Retype, exactly and with nothing added, the lines from the one showing "Convert this screenshot" through the final line of the material. Omit pictures.

Records from a collection of figures
* Start *

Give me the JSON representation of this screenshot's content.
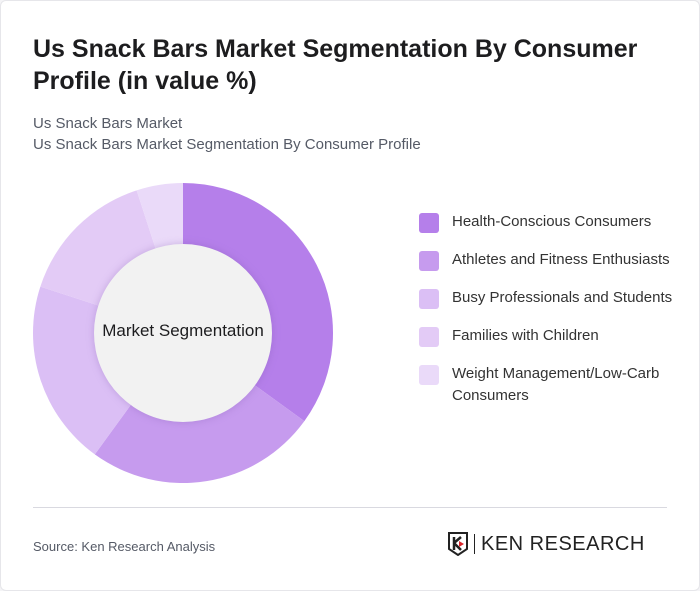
{
  "header": {
    "title": "Us Snack Bars Market Segmentation By Consumer Profile (in value %)",
    "subtitle1": "Us Snack Bars Market",
    "subtitle2": "Us Snack Bars Market Segmentation By Consumer Profile"
  },
  "chart_data": {
    "type": "pie",
    "donut": true,
    "center_label": "Market Segmentation",
    "categories": [
      "Health-Conscious Consumers",
      "Athletes and Fitness Enthusiasts",
      "Busy Professionals and Students",
      "Families with Children",
      "Weight Management/Low-Carb Consumers"
    ],
    "values": [
      35,
      25,
      20,
      15,
      5
    ],
    "colors": [
      "#b57fea",
      "#c69bee",
      "#dbbff5",
      "#e3cbf6",
      "#eadaf9"
    ],
    "legend_position": "right"
  },
  "footer": {
    "source": "Source: Ken Research Analysis",
    "logo": "KEN RESEARCH"
  }
}
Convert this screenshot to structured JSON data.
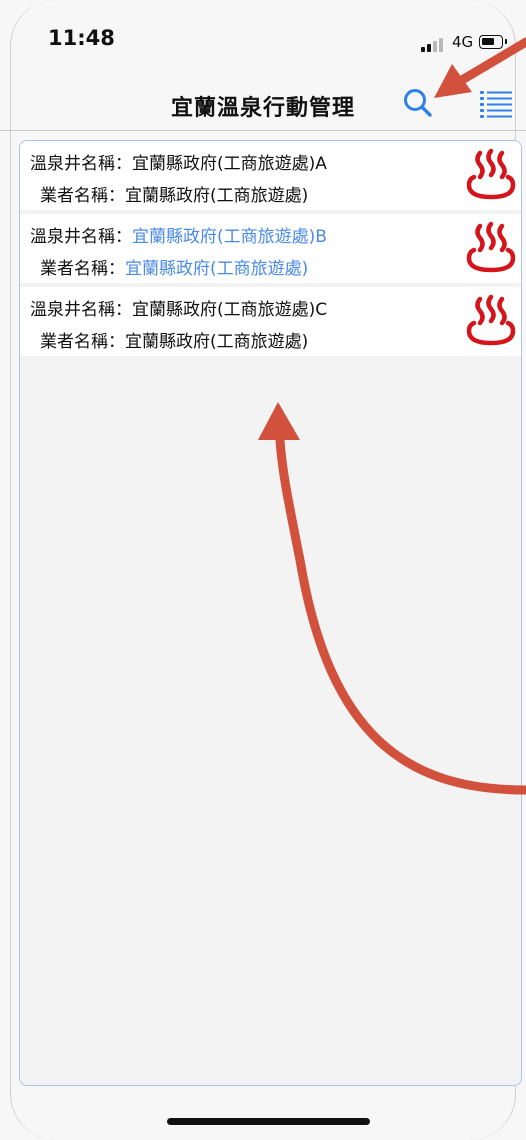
{
  "status_bar": {
    "time": "11:48",
    "network": "4G"
  },
  "nav": {
    "title": "宜蘭溫泉行動管理",
    "search_icon": "search-icon",
    "list_icon": "list-icon"
  },
  "colors": {
    "accent": "#2f80ed",
    "selected_text": "#4a8ae8",
    "hot_spring_icon": "#d4161c",
    "annotation_arrow": "#d1513c"
  },
  "wells": [
    {
      "well_label": "溫泉井名稱：",
      "well_name": "宜蘭縣政府(工商旅遊處)A",
      "operator_label": "業者名稱：",
      "operator_name": "宜蘭縣政府(工商旅遊處)",
      "selected": false
    },
    {
      "well_label": "溫泉井名稱：",
      "well_name": "宜蘭縣政府(工商旅遊處)B",
      "operator_label": "業者名稱：",
      "operator_name": "宜蘭縣政府(工商旅遊處)",
      "selected": true
    },
    {
      "well_label": "溫泉井名稱：",
      "well_name": "宜蘭縣政府(工商旅遊處)C",
      "operator_label": "業者名稱：",
      "operator_name": "宜蘭縣政府(工商旅遊處)",
      "selected": false
    }
  ]
}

* End *

> [THE REPLY]
Convert this screenshot to structured JSON data.
{
  "status_bar": {
    "time": "11:48",
    "network": "4G"
  },
  "nav": {
    "title": "宜蘭溫泉行動管理",
    "search_icon": "search-icon",
    "list_icon": "list-icon"
  },
  "colors": {
    "accent": "#2f80ed",
    "selected_text": "#4a8ae8",
    "hot_spring_icon": "#d4161c",
    "annotation_arrow": "#d1513c"
  },
  "wells": [
    {
      "well_label": "溫泉井名稱：",
      "well_name": "宜蘭縣政府(工商旅遊處)A",
      "operator_label": "業者名稱：",
      "operator_name": "宜蘭縣政府(工商旅遊處)",
      "selected": false
    },
    {
      "well_label": "溫泉井名稱：",
      "well_name": "宜蘭縣政府(工商旅遊處)B",
      "operator_label": "業者名稱：",
      "operator_name": "宜蘭縣政府(工商旅遊處)",
      "selected": true
    },
    {
      "well_label": "溫泉井名稱：",
      "well_name": "宜蘭縣政府(工商旅遊處)C",
      "operator_label": "業者名稱：",
      "operator_name": "宜蘭縣政府(工商旅遊處)",
      "selected": false
    }
  ]
}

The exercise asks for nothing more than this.